=== Task instructions ===
Pictures in the records should not be copied, but every other part must be repeated exactly.

Stored records:
<<<<

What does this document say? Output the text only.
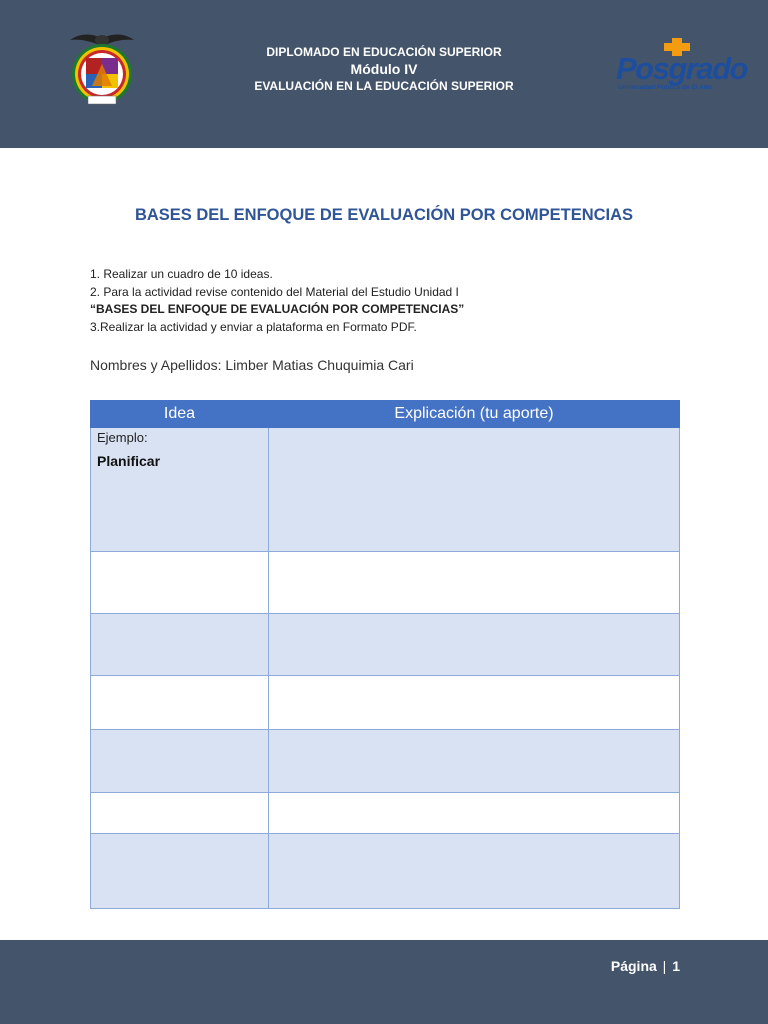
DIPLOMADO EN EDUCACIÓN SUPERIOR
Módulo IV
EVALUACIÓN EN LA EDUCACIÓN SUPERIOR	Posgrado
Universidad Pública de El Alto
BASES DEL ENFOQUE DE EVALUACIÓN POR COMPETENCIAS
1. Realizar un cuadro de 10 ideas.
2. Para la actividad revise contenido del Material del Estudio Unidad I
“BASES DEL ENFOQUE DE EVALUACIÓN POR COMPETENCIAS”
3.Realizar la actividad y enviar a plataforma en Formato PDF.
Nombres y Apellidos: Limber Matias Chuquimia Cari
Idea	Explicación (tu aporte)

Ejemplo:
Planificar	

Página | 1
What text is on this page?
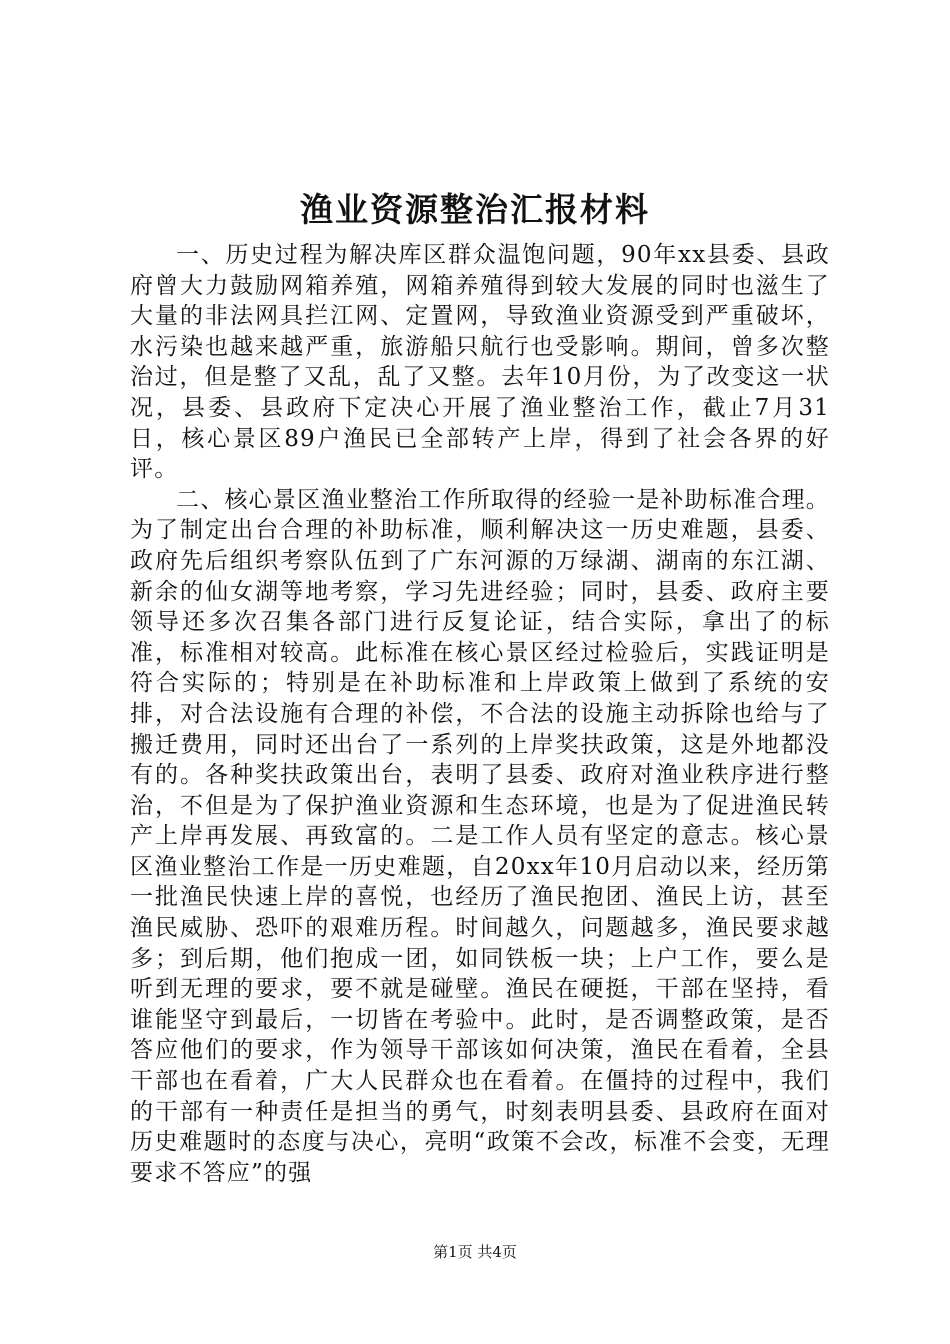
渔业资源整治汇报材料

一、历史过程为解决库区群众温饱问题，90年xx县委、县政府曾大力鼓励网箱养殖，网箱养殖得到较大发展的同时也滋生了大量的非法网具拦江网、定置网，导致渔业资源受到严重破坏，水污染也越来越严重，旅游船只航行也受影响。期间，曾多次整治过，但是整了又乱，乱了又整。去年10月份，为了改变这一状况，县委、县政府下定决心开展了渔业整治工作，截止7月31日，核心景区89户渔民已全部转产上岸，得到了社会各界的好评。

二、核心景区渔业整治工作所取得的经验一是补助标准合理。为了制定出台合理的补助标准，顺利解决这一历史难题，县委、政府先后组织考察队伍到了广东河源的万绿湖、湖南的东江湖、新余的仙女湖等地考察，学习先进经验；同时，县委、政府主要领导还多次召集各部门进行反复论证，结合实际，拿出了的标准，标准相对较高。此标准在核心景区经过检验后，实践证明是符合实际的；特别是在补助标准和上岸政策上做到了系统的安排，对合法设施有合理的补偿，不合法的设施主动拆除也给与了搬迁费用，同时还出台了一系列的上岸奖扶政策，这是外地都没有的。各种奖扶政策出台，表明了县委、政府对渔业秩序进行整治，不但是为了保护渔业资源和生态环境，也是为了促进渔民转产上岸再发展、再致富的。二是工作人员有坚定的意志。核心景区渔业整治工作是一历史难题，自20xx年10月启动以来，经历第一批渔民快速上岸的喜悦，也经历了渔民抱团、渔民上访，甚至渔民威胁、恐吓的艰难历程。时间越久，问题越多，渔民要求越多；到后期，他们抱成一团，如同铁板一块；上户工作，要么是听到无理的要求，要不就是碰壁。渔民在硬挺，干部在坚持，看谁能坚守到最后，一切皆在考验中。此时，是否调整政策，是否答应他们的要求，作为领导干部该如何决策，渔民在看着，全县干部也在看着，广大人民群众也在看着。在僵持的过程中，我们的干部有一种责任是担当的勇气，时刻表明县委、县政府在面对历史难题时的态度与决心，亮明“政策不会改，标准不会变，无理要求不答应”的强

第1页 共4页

>>>>

=== Exercise response ===
What does this document say? Output the text only.
DIPLOMADO EN EDUCACIÓN SUPERIOR
Módulo IV
EVALUACIÓN EN LA EDUCACIÓN SUPERIOR	Posgrado
Universidad Pública de El Alto
BASES DEL ENFOQUE DE EVALUACIÓN POR COMPETENCIAS
1. Realizar un cuadro de 10 ideas.
2. Para la actividad revise contenido del Material del Estudio Unidad I
“BASES DEL ENFOQUE DE EVALUACIÓN POR COMPETENCIAS”
3.Realizar la actividad y enviar a plataforma en Formato PDF.
Nombres y Apellidos: Limber Matias Chuquimia Cari
Idea	Explicación (tu aporte)

Ejemplo:
Planificar	

Página | 1
What text is on this page?
渔业资源整治汇报材料

一、历史过程为解决库区群众温饱问题，90年xx县委、县政府曾大力鼓励网箱养殖，网箱养殖得到较大发展的同时也滋生了大量的非法网具拦江网、定置网，导致渔业资源受到严重破坏，水污染也越来越严重，旅游船只航行也受影响。期间，曾多次整治过，但是整了又乱，乱了又整。去年10月份，为了改变这一状况，县委、县政府下定决心开展了渔业整治工作，截止7月31日，核心景区89户渔民已全部转产上岸，得到了社会各界的好评。

二、核心景区渔业整治工作所取得的经验一是补助标准合理。为了制定出台合理的补助标准，顺利解决这一历史难题，县委、政府先后组织考察队伍到了广东河源的万绿湖、湖南的东江湖、新余的仙女湖等地考察，学习先进经验；同时，县委、政府主要领导还多次召集各部门进行反复论证，结合实际，拿出了的标准，标准相对较高。此标准在核心景区经过检验后，实践证明是符合实际的；特别是在补助标准和上岸政策上做到了系统的安排，对合法设施有合理的补偿，不合法的设施主动拆除也给与了搬迁费用，同时还出台了一系列的上岸奖扶政策，这是外地都没有的。各种奖扶政策出台，表明了县委、政府对渔业秩序进行整治，不但是为了保护渔业资源和生态环境，也是为了促进渔民转产上岸再发展、再致富的。二是工作人员有坚定的意志。核心景区渔业整治工作是一历史难题，自20xx年10月启动以来，经历第一批渔民快速上岸的喜悦，也经历了渔民抱团、渔民上访，甚至渔民威胁、恐吓的艰难历程。时间越久，问题越多，渔民要求越多；到后期，他们抱成一团，如同铁板一块；上户工作，要么是听到无理的要求，要不就是碰壁。渔民在硬挺，干部在坚持，看谁能坚守到最后，一切皆在考验中。此时，是否调整政策，是否答应他们的要求，作为领导干部该如何决策，渔民在看着，全县干部也在看着，广大人民群众也在看着。在僵持的过程中，我们的干部有一种责任是担当的勇气，时刻表明县委、县政府在面对历史难题时的态度与决心，亮明“政策不会改，标准不会变，无理要求不答应”的强

第1页 共4页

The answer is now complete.